- Raw records:
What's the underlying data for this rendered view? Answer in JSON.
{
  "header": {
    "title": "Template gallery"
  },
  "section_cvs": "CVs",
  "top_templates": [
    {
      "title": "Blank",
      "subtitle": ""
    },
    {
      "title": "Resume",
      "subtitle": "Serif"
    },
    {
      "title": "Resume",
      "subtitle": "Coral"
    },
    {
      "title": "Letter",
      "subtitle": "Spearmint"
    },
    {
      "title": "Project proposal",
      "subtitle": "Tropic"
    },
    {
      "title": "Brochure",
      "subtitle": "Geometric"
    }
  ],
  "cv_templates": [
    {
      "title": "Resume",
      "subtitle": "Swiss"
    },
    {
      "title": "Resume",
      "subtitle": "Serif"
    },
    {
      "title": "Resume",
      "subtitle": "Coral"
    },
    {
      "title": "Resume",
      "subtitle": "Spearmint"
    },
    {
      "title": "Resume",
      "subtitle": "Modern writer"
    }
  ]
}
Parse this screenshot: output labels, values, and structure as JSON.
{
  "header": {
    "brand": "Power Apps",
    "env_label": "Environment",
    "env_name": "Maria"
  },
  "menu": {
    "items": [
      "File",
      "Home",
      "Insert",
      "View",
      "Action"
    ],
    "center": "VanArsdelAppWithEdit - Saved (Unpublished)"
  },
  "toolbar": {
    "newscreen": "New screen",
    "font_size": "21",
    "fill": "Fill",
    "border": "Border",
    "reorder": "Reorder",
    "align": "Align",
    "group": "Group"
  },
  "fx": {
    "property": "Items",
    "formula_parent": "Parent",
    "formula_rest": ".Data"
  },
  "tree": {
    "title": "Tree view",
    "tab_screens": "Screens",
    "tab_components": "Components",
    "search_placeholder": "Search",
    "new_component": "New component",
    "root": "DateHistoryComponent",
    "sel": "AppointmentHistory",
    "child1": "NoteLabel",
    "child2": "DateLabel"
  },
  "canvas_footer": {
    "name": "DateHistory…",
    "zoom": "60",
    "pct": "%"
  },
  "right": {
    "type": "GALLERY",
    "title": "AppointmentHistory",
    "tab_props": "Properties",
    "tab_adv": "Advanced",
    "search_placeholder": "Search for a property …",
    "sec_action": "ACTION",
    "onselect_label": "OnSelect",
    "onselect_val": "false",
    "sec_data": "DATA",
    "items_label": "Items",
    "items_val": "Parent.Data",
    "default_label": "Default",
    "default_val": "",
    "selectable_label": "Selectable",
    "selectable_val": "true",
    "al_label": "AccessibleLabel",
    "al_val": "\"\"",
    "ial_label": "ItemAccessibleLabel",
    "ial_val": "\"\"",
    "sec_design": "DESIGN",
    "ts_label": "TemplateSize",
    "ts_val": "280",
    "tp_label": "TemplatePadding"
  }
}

- Your task:
In the listing above, find the line with "Parse this screenshot: output" and set down that line and all after it exactly, through the final line.

- Response to this task:
Parse this screenshot: output labels, values, and structure as JSON.
{
  "header": {
    "brand": "Power Apps",
    "env_label": "Environment",
    "env_name": "Maria"
  },
  "menu": {
    "items": [
      "File",
      "Home",
      "Insert",
      "View",
      "Action"
    ],
    "center": "VanArsdelAppWithEdit - Saved (Unpublished)"
  },
  "toolbar": {
    "newscreen": "New screen",
    "font_size": "21",
    "fill": "Fill",
    "border": "Border",
    "reorder": "Reorder",
    "align": "Align",
    "group": "Group"
  },
  "fx": {
    "property": "Items",
    "formula_parent": "Parent",
    "formula_rest": ".Data"
  },
  "tree": {
    "title": "Tree view",
    "tab_screens": "Screens",
    "tab_components": "Components",
    "search_placeholder": "Search",
    "new_component": "New component",
    "root": "DateHistoryComponent",
    "sel": "AppointmentHistory",
    "child1": "NoteLabel",
    "child2": "DateLabel"
  },
  "canvas_footer": {
    "name": "DateHistory…",
    "zoom": "60",
    "pct": "%"
  },
  "right": {
    "type": "GALLERY",
    "title": "AppointmentHistory",
    "tab_props": "Properties",
    "tab_adv": "Advanced",
    "search_placeholder": "Search for a property …",
    "sec_action": "ACTION",
    "onselect_label": "OnSelect",
    "onselect_val": "false",
    "sec_data": "DATA",
    "items_label": "Items",
    "items_val": "Parent.Data",
    "default_label": "Default",
    "default_val": "",
    "selectable_label": "Selectable",
    "selectable_val": "true",
    "al_label": "AccessibleLabel",
    "al_val": "\"\"",
    "ial_label": "ItemAccessibleLabel",
    "ial_val": "\"\"",
    "sec_design": "DESIGN",
    "ts_label": "TemplateSize",
    "ts_val": "280",
    "tp_label": "TemplatePadding"
  }
}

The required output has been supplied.